> **Aim of the task**
Find the string "quae" in the data, then copy every line where it is found.

> **Records from a data collection**
▬▬▬

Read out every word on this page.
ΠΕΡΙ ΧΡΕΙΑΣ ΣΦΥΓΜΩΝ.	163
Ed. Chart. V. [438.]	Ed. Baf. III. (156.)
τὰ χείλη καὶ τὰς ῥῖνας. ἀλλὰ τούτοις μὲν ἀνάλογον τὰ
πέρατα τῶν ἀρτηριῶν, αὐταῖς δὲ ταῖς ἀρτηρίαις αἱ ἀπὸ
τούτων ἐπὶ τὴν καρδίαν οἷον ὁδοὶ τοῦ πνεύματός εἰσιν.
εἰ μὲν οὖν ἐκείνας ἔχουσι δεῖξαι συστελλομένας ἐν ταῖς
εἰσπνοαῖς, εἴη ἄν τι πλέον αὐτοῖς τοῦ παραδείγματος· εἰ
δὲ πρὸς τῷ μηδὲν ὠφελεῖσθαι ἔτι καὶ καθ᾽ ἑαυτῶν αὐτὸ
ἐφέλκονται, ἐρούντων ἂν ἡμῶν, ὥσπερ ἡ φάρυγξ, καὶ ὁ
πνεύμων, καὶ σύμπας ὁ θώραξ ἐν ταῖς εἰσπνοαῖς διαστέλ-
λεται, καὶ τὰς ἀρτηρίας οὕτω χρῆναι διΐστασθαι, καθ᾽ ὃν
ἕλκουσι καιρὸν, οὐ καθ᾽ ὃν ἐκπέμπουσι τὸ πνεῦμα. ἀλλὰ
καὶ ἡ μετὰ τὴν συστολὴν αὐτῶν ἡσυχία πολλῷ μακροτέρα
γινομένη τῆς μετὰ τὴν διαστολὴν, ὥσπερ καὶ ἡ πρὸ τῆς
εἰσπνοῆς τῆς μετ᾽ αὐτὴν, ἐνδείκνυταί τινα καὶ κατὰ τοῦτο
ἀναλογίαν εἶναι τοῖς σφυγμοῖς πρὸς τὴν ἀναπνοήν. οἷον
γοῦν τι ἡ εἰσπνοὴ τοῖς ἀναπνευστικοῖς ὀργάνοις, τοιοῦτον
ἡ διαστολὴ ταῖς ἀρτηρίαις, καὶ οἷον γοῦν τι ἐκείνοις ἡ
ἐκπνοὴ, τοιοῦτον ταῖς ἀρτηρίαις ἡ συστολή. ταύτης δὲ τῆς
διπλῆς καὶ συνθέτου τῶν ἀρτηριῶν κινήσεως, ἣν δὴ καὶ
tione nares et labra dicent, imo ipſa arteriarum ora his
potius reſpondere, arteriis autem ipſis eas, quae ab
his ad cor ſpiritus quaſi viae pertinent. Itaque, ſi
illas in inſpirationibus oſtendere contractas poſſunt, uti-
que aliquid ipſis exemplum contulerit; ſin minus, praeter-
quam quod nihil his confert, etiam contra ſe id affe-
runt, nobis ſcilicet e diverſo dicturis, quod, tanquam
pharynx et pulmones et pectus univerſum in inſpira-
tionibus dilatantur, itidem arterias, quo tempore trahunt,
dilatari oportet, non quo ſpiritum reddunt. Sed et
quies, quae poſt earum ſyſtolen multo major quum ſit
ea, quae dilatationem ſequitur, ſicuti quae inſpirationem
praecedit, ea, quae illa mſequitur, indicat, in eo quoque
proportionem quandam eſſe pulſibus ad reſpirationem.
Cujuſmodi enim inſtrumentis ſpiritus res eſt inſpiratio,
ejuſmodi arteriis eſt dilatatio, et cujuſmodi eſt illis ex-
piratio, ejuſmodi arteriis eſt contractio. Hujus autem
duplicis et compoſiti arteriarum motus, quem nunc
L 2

▬▬▬

> **Reply to the task**
potius reſpondere, arteriis autem ipſis eas, quae ab
quies, quae poſt earum ſyſtolen multo major quum ſit
ea, quae dilatationem ſequitur, ſicuti quae inſpirationem
praecedit, ea, quae illa mſequitur, indicat, in eo quoque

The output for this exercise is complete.